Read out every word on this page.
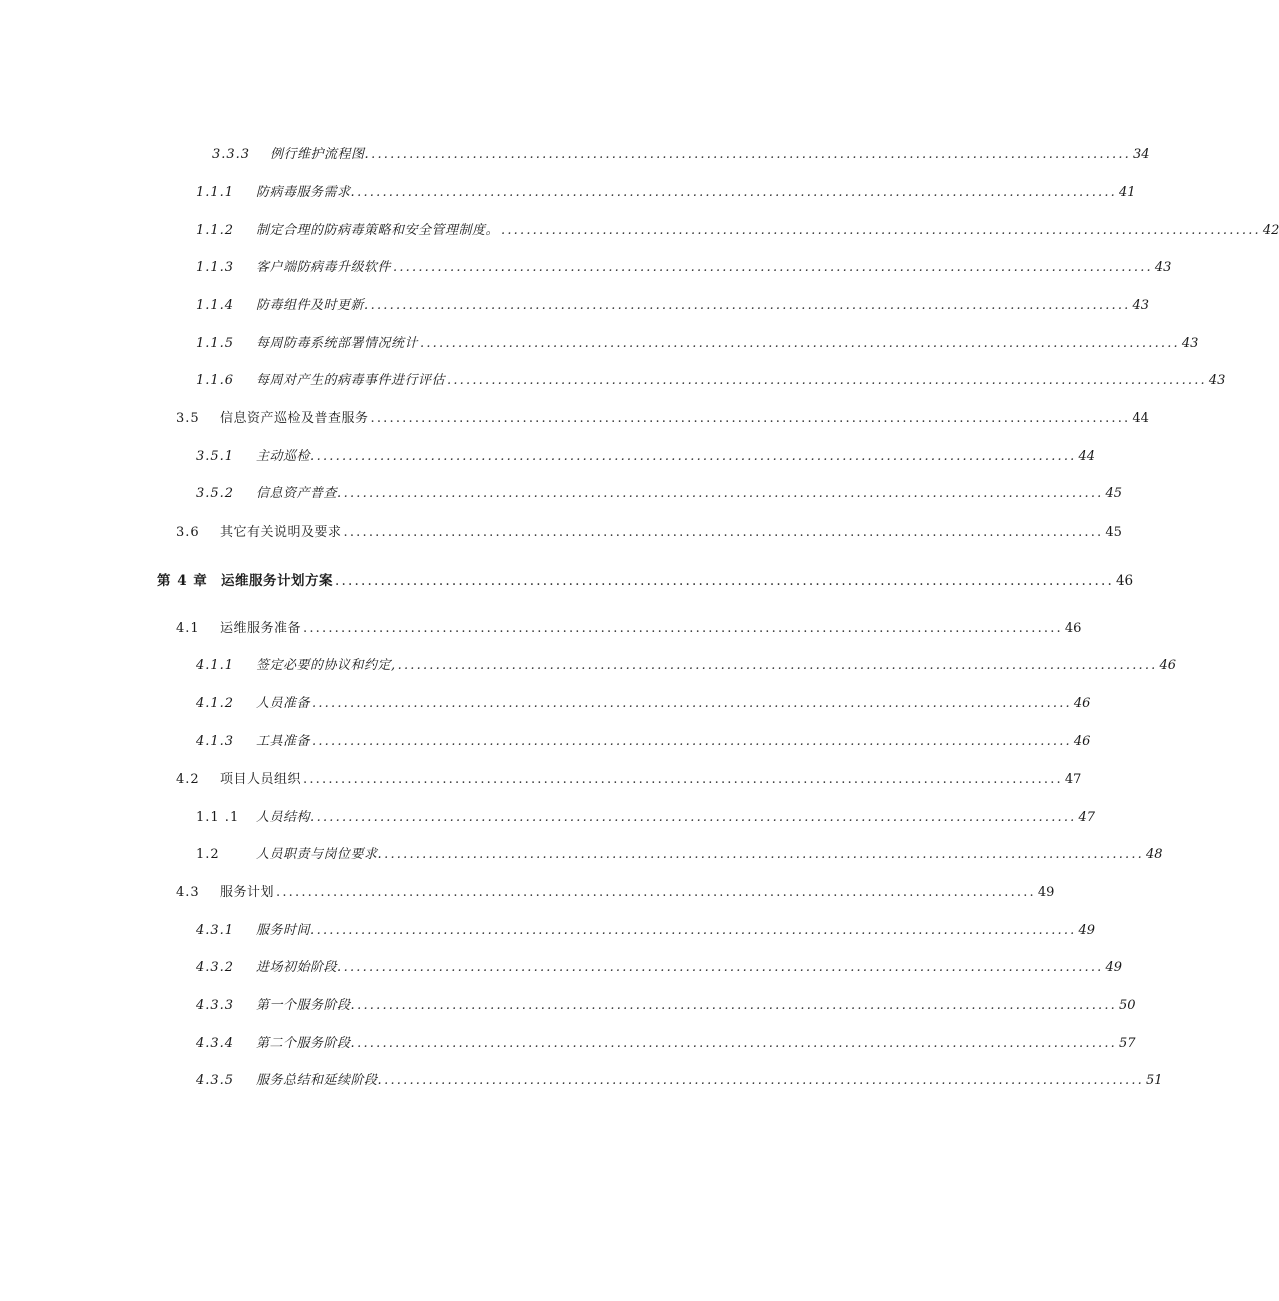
3.3.3	例行维护流程图. ........................................................................................................................ 34
1.1.1	防病毒服务需求. ........................................................................................................................ 41
1.1.2	制定合理的防病毒策略和安全管理制度。 ........................................................................................................................ 42
1.1.3	客户端防病毒升级软件 ........................................................................................................................ 43
1.1.4	防毒组件及时更新. ........................................................................................................................ 43
1.1.5	每周防毒系统部署情况统计 ........................................................................................................................ 43
1.1.6	每周对产生的病毒事件进行评估 ........................................................................................................................ 43
3.5	信息资产巡检及普查服务 ........................................................................................................................ 44
3.5.1	主动巡检. ........................................................................................................................ 44
3.5.2	信息资产普查. ........................................................................................................................ 45
3.6	其它有关说明及要求 ........................................................................................................................ 45
第 4 章 运维服务计划方案 ........................................................................................................................ 46
4.1	运维服务准备 ........................................................................................................................ 46
4.1.1	签定必要的协议和约定, ........................................................................................................................ 46
4.1.2	人员准备 ........................................................................................................................ 46
4.1.3	工具准备 ........................................................................................................................ 46
4.2	项目人员组织 ........................................................................................................................ 47
1.1 .1	人员结构. ........................................................................................................................ 47
1.2	人员职责与岗位要求. ........................................................................................................................ 48
4.3	服务计划 ........................................................................................................................ 49
4.3.1	服务时间. ........................................................................................................................ 49
4.3.2	进场初始阶段. ........................................................................................................................ 49
4.3.3	第一个服务阶段. ........................................................................................................................ 50
4.3.4	第二个服务阶段. ........................................................................................................................ 57
4.3.5	服务总结和延续阶段. ........................................................................................................................ 51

BRIEF: The material above must be printed exactly, with its pictures left out.

EXERCISE RESPONSE:
Read out every word on this page.
3.3.3	例行维护流程图. ........................................................................................................................ 34
1.1.1	防病毒服务需求. ........................................................................................................................ 41
1.1.2	制定合理的防病毒策略和安全管理制度。 ........................................................................................................................ 42
1.1.3	客户端防病毒升级软件 ........................................................................................................................ 43
1.1.4	防毒组件及时更新. ........................................................................................................................ 43
1.1.5	每周防毒系统部署情况统计 ........................................................................................................................ 43
1.1.6	每周对产生的病毒事件进行评估 ........................................................................................................................ 43
3.5	信息资产巡检及普查服务 ........................................................................................................................ 44
3.5.1	主动巡检. ........................................................................................................................ 44
3.5.2	信息资产普查. ........................................................................................................................ 45
3.6	其它有关说明及要求 ........................................................................................................................ 45
第 4 章 运维服务计划方案 ........................................................................................................................ 46
4.1	运维服务准备 ........................................................................................................................ 46
4.1.1	签定必要的协议和约定, ........................................................................................................................ 46
4.1.2	人员准备 ........................................................................................................................ 46
4.1.3	工具准备 ........................................................................................................................ 46
4.2	项目人员组织 ........................................................................................................................ 47
1.1 .1	人员结构. ........................................................................................................................ 47
1.2	人员职责与岗位要求. ........................................................................................................................ 48
4.3	服务计划 ........................................................................................................................ 49
4.3.1	服务时间. ........................................................................................................................ 49
4.3.2	进场初始阶段. ........................................................................................................................ 49
4.3.3	第一个服务阶段. ........................................................................................................................ 50
4.3.4	第二个服务阶段. ........................................................................................................................ 57
4.3.5	服务总结和延续阶段. ........................................................................................................................ 51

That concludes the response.